WORK TO COMPLETE:
Only the lines from the one with "Transcribe the text in this document." through the final line should be given again, exactly as they appear, minus the pictures.

Source records:

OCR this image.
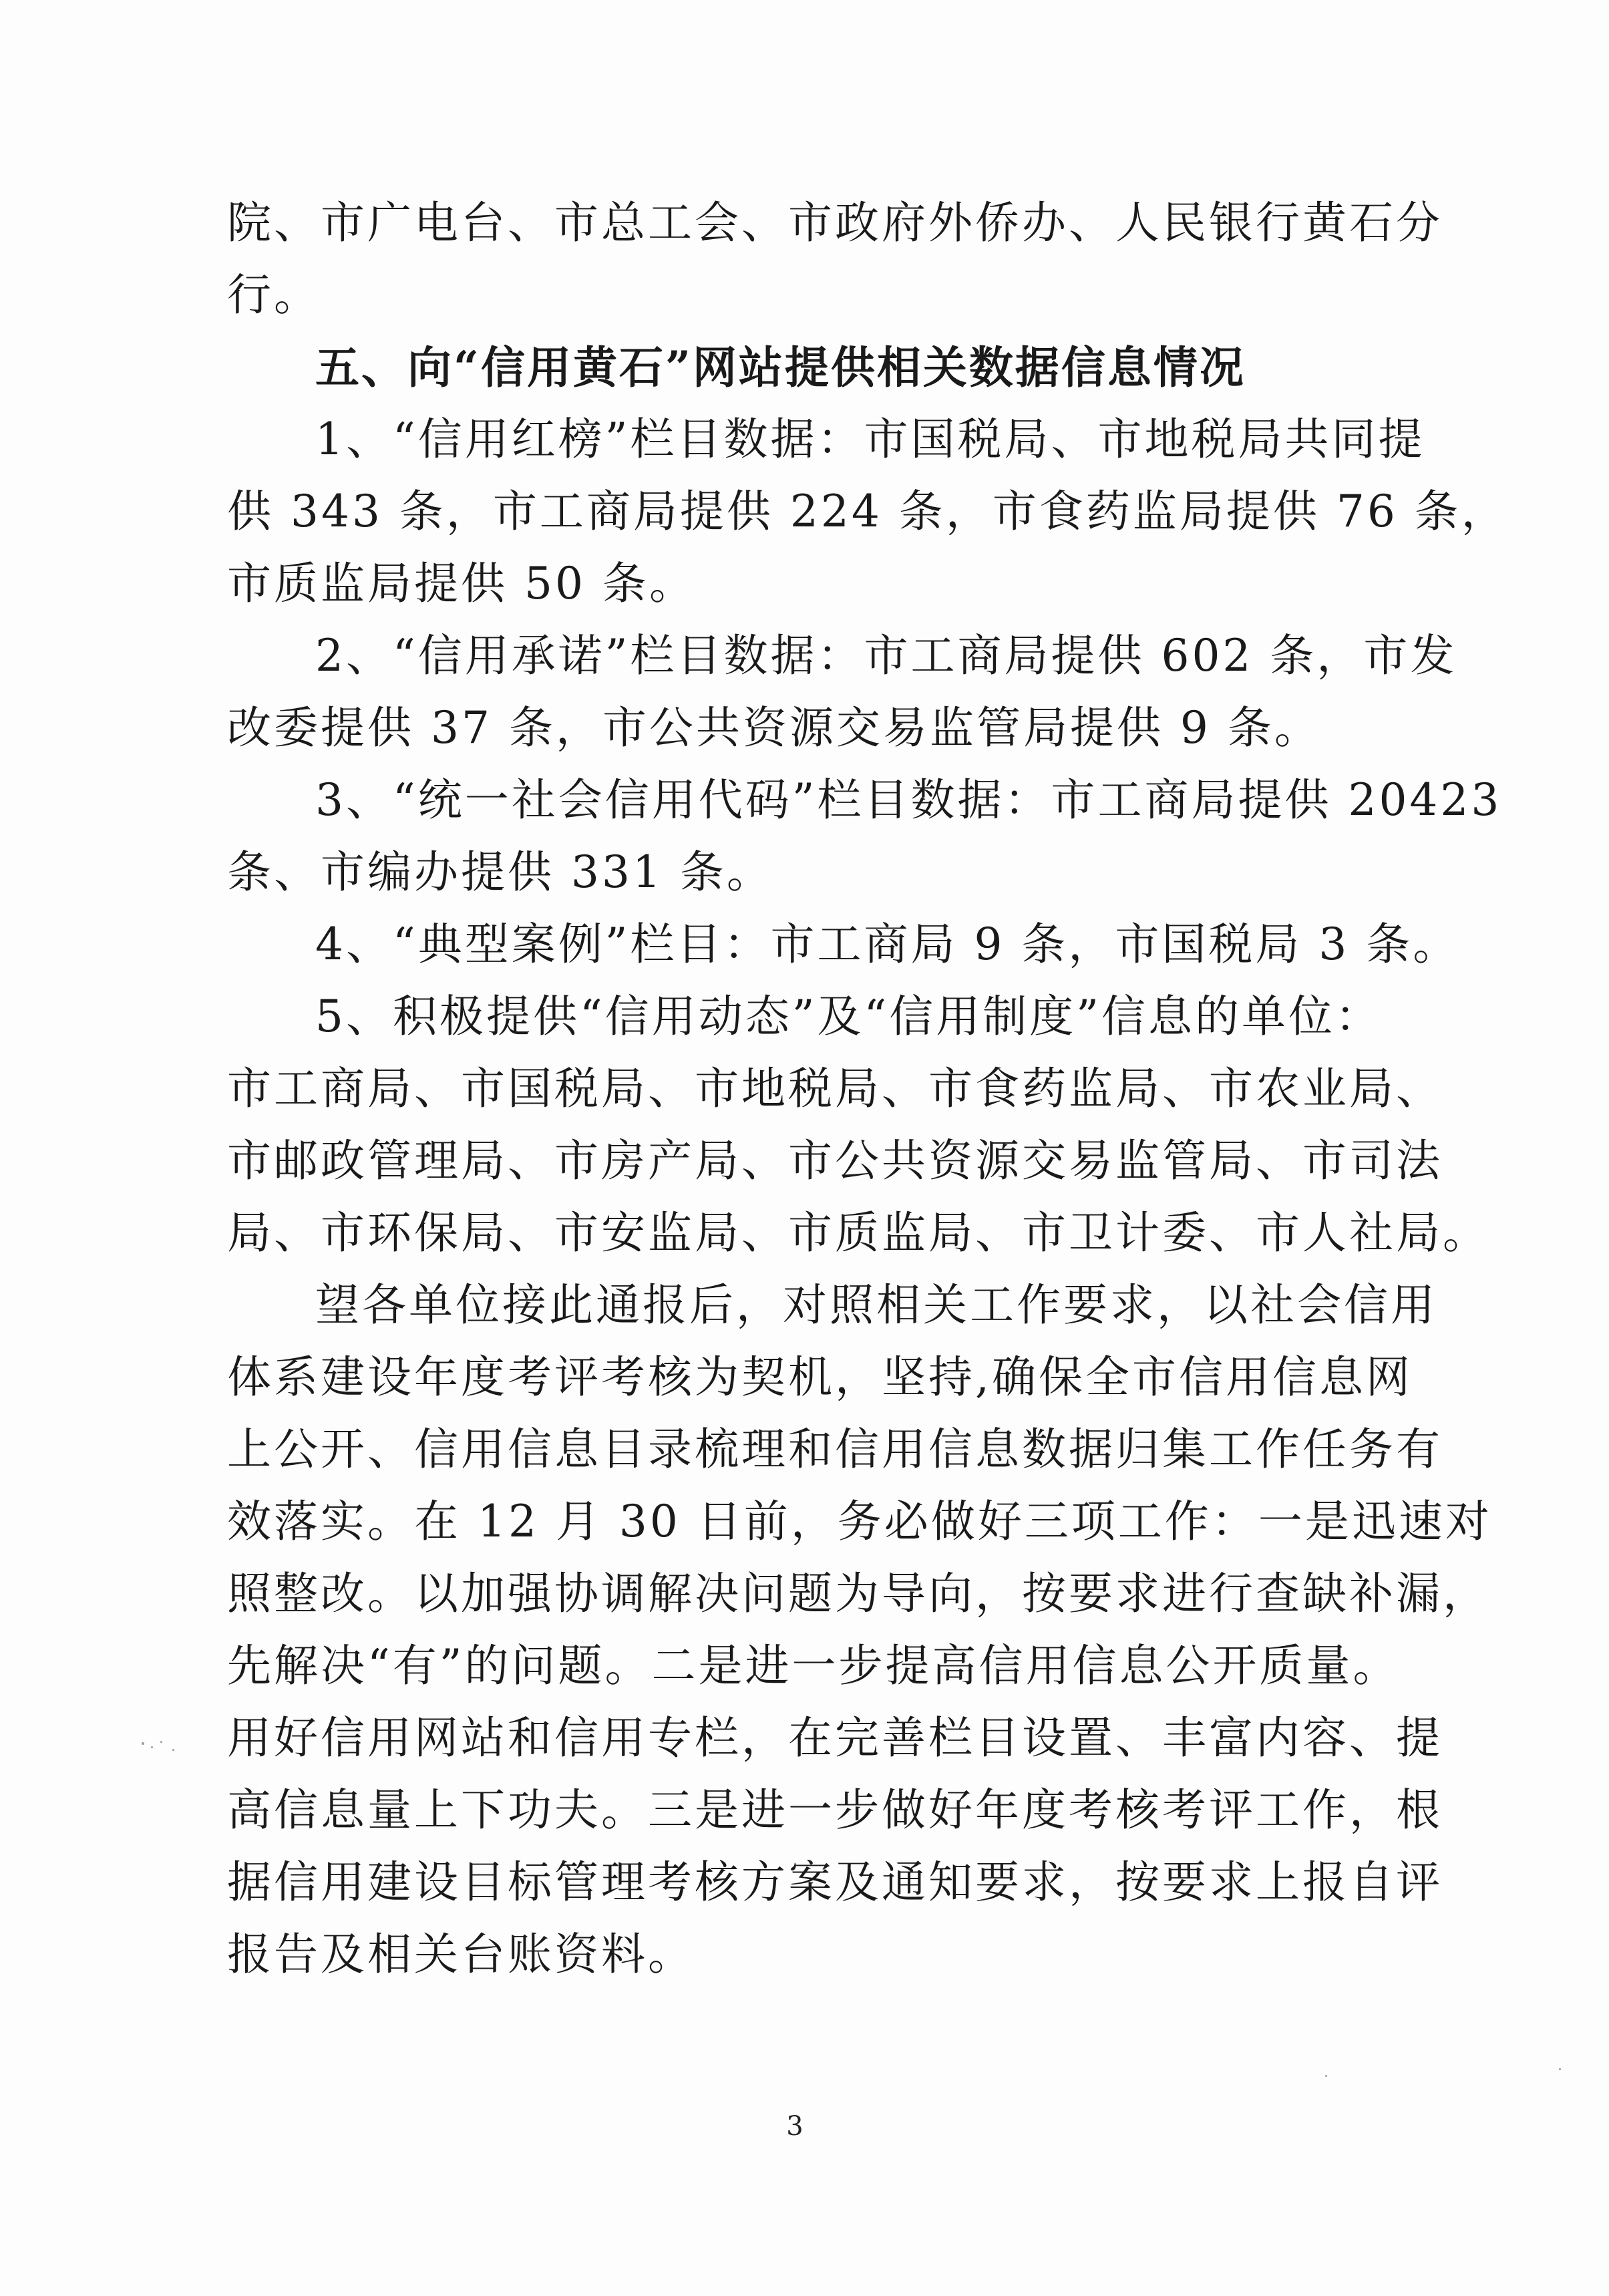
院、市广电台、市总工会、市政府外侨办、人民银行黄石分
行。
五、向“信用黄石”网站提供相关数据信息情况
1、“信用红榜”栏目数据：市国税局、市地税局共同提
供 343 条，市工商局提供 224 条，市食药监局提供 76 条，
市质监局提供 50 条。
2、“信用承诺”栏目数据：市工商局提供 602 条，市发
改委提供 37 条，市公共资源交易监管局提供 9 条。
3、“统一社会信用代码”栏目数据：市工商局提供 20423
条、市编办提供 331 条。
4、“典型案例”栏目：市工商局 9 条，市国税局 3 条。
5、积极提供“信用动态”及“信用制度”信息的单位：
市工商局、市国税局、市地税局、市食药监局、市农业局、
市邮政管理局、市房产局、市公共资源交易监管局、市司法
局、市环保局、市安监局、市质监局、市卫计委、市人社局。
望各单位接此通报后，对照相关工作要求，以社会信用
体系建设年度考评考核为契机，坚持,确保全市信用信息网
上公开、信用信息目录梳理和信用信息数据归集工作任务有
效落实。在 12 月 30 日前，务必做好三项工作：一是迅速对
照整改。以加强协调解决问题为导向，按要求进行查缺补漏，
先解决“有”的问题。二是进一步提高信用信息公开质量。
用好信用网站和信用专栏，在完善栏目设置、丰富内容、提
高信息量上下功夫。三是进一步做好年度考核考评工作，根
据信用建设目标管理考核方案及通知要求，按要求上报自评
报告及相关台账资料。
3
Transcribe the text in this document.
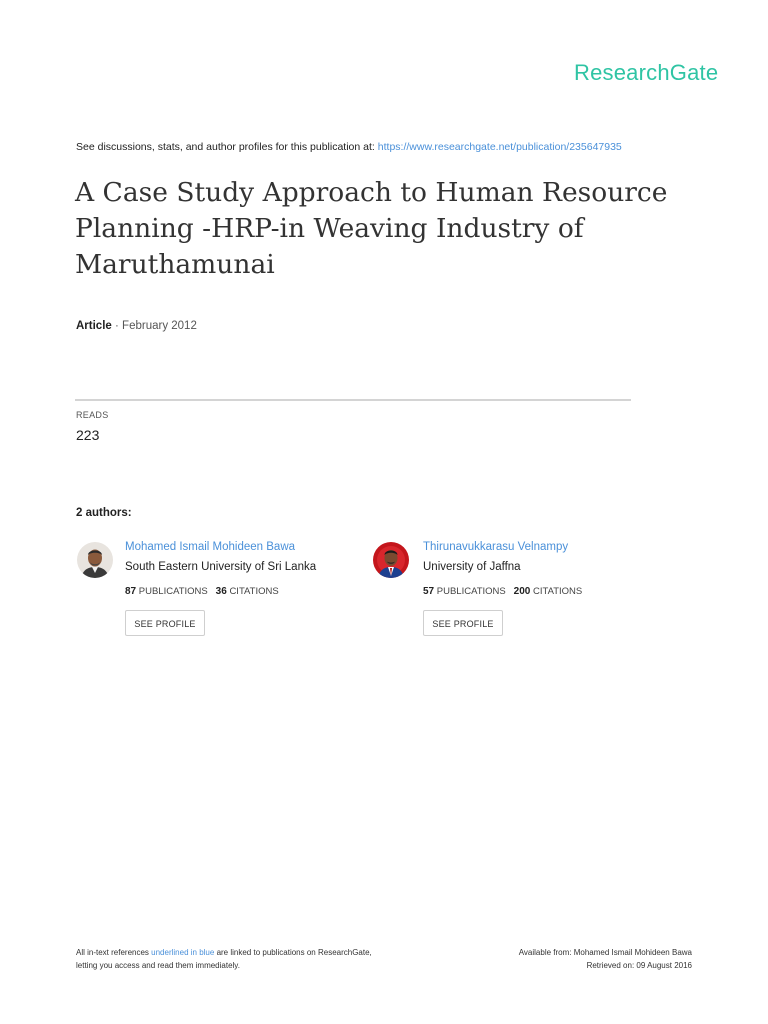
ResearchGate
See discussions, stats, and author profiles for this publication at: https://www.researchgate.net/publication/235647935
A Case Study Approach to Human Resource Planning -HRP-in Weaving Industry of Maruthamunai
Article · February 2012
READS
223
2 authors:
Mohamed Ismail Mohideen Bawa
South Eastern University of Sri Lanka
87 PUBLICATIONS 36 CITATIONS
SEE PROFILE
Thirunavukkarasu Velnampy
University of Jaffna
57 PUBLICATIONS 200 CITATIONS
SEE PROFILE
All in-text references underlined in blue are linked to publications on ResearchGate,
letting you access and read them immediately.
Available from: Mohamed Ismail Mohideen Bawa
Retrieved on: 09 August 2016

RESULT OF THIS TASK:
Transcribe the text in this document.
ResearchGate
See discussions, stats, and author profiles for this publication at: https://www.researchgate.net/publication/235647935
A Case Study Approach to Human Resource Planning -HRP-in Weaving Industry of Maruthamunai
Article · February 2012
READS
223
2 authors:
Mohamed Ismail Mohideen Bawa
South Eastern University of Sri Lanka
87 PUBLICATIONS 36 CITATIONS
SEE PROFILE
Thirunavukkarasu Velnampy
University of Jaffna
57 PUBLICATIONS 200 CITATIONS
SEE PROFILE
All in-text references underlined in blue are linked to publications on ResearchGate,
letting you access and read them immediately.
Available from: Mohamed Ismail Mohideen Bawa
Retrieved on: 09 August 2016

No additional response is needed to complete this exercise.